Supplied text:
§ §

This one is not a Train of Big Quickness. It is a
Train of Faded Blue Paint Filled With Shrieking Children
Going On Holiday With Parents Who Won't Get Them To
Settle Down.
Kitt and Little Anna, have reserved seats right in
the middle of a pack of screeching imps. There is
an extra seat next to them.
"You can sit next to us if you like, Walter."
I look back down the car where my seat number would
be. It is filled with calm adults. The only open seat,
which must be mine, is next to a tall woman with long
sandy-blond hair, brown eyes half-closed, looking
back at me with an ironic smile. She has the kind
of face that should be seen behind a microphone through
the smoke of a jazz club.
"You know, maybe it's simpler if we all just
sit in our reserved seats." And I walk on back.
Hi. Hello. She's German. I'm American. She knew. Going
back to Venice where she works for an Italian family.
Lives on a little island. Yeah, we are going to be
in Venice too in a few days. My boyfriend in France
blablabla. Hey look, we just left France, didn't we?
Whenever I let the conversation drop, she picks it
up again. She speaks a little English. I mangle a
little Deutsch. We hit on French as the path of least
resistance, and it is a very nice French conversation.
We mispronounce words in similar ways. We both come
from cultures where you don't constantly interrupt
people. It stays even and interesting, and we take
turns listening.
Listening. What a voice she has. More like a purr.
Yes, definitely a jazz club.
And then I wake up. I don't know how long she has
been talking about the Jews. How did we edge off into
this topic?
She's going along: "The Jews, you know, before
Hitler, they controlled everything. I respect them
because they are so rich and intelligent. People don't
realize how they ran Germany, but they did. Of course,
Hitler was wrong to kill them, but you can understand
his frustrations. The regular German people went to
die in wars while the Jews got rich."
The flat plowed farmlands of the Po valley streak
past us. Barns with rows of poplars.
"Um, I don't know about that not-dying-in-wars
bit."
"It's true. The Jews didn't fight for Germany."
"I don't know about other wars, but in World
War One they did."
"I don't think so."
"I have seen the graves."
"Well, maybe you saw the graves of a few who
were officers, but overall"
"It was a German graveyard in Fricourt, right
off the Bray Road. Where the battle of the Somme kicked
off in June 1916. There are about 15,000 men there.

§ §

Information given:
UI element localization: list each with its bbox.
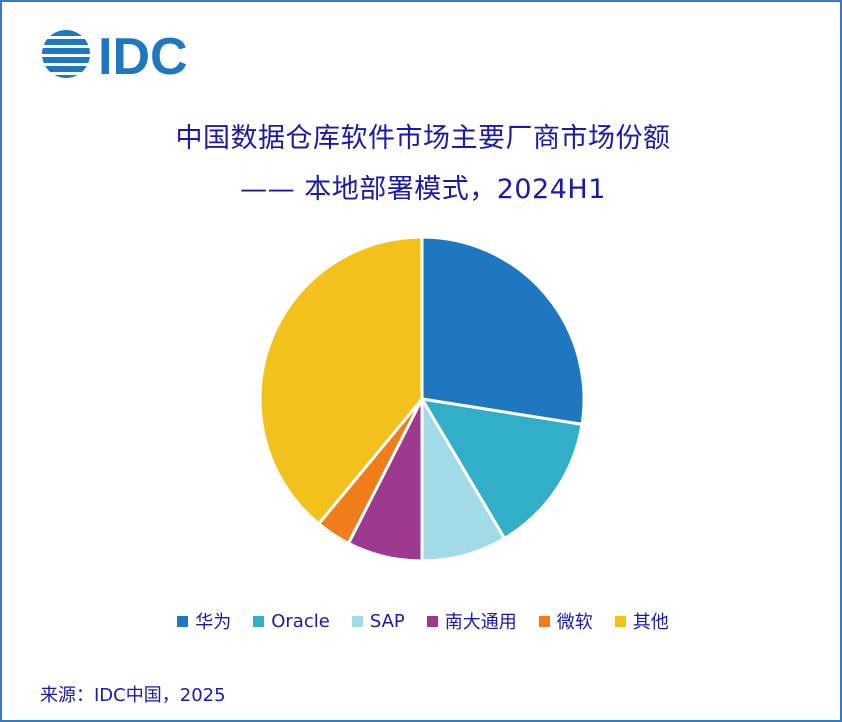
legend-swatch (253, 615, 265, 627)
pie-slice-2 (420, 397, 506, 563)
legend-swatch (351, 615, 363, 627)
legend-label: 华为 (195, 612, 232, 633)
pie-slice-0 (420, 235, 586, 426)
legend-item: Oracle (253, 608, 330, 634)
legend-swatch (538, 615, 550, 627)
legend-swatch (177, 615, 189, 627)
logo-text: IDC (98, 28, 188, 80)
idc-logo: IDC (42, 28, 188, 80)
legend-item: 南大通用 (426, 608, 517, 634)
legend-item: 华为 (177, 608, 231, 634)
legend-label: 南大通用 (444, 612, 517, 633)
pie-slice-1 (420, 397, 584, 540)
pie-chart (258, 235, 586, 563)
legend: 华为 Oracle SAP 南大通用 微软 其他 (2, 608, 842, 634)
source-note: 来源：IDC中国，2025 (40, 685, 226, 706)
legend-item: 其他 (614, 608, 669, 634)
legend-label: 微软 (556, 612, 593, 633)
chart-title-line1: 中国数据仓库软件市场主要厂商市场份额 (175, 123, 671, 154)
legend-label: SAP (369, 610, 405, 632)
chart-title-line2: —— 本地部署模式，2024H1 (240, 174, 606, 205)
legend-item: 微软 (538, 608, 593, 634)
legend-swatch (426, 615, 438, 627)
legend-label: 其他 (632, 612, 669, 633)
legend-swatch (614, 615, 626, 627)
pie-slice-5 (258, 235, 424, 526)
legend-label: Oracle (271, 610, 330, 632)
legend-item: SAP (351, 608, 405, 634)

§ §

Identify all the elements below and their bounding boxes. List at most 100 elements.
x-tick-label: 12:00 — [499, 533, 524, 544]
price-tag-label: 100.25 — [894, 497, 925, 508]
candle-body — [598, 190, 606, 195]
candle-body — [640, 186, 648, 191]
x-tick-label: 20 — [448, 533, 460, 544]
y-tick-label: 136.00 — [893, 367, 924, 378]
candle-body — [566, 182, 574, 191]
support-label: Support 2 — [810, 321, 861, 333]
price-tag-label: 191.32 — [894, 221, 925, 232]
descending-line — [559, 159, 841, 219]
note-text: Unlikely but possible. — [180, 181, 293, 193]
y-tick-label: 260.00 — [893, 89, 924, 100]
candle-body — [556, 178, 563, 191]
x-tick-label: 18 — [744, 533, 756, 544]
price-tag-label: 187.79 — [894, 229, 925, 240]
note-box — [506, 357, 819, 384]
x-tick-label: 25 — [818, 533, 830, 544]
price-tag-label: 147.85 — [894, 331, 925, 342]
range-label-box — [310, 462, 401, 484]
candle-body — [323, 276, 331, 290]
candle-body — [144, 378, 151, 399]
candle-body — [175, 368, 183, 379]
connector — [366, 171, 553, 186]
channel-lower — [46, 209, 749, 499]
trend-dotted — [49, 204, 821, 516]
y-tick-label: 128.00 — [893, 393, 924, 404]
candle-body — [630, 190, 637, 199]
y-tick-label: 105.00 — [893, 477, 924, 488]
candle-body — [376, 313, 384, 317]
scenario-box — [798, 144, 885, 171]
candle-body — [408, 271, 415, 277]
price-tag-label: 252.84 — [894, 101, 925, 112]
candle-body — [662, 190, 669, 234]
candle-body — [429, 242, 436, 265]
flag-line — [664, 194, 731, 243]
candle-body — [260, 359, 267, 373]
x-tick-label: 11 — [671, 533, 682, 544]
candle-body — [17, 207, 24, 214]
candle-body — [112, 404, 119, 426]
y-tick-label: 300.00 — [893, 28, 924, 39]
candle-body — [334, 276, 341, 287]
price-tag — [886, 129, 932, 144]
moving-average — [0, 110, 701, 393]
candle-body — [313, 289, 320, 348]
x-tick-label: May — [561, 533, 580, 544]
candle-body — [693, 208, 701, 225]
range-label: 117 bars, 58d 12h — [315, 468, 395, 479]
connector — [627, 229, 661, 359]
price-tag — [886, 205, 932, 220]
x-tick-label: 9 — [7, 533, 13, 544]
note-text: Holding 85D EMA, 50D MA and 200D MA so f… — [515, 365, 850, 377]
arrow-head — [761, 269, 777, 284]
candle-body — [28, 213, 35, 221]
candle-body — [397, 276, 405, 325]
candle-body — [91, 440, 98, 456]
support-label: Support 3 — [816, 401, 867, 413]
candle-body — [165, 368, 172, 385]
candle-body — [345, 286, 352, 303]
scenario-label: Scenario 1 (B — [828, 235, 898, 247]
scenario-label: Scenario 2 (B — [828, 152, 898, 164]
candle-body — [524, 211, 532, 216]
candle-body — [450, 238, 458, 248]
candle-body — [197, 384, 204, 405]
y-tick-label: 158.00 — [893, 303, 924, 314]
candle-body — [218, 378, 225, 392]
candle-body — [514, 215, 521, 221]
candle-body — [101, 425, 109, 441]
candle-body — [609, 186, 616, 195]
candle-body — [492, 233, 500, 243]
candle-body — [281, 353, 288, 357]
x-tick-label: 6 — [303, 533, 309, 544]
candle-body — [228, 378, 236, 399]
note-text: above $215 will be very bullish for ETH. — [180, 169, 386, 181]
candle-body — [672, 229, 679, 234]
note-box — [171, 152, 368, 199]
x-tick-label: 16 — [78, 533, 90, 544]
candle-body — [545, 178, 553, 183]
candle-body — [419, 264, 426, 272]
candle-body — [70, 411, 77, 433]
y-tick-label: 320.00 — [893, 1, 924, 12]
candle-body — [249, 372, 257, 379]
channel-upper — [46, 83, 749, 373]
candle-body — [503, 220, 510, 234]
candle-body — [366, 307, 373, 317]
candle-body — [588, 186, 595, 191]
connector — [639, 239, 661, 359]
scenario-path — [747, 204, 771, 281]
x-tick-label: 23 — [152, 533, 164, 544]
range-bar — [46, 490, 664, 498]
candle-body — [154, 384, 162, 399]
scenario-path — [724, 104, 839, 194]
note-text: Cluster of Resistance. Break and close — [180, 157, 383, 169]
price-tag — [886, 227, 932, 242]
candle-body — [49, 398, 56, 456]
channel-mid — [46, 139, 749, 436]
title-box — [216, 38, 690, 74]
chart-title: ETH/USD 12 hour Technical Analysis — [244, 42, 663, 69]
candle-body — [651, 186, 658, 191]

§ §

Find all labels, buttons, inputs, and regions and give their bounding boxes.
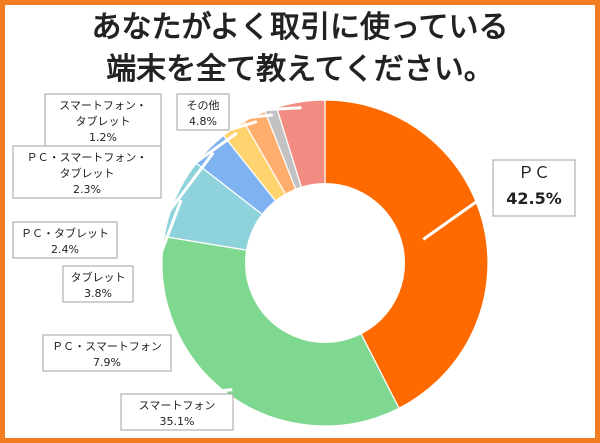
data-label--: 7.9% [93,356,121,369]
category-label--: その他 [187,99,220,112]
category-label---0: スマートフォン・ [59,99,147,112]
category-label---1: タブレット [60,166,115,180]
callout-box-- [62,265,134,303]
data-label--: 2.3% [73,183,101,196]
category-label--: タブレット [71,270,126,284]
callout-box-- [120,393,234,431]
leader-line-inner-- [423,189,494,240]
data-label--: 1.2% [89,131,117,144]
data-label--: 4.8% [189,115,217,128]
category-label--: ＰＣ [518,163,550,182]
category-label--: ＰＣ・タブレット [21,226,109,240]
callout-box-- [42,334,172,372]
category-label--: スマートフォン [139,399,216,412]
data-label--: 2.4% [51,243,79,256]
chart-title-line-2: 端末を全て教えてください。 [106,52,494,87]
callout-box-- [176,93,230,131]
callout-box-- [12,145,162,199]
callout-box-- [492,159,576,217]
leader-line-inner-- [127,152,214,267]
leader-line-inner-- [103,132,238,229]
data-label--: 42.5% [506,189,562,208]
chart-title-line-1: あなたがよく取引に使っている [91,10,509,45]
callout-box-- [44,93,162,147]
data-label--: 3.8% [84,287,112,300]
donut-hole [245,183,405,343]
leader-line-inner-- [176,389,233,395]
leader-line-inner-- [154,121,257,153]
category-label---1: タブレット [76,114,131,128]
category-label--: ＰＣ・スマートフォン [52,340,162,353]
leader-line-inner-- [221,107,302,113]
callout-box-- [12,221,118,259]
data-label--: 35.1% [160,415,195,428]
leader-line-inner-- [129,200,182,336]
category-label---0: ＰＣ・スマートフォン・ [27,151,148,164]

§ §

Stated problem 1:
In the train passage, which language do the narrator and the woman settle on for their conversation?
Stated problem 2:
Give back everything in the train passage from "We mispronounce words" down to "turns listening.", copied word for word.
Rely only on the train passage, not the entries.

Correct answer 1:
French.

Correct answer 2:
We mispronounce words in similar ways. We both come
from cultures where you don't constantly interrupt
people. It stays even and interesting, and we take
turns listening.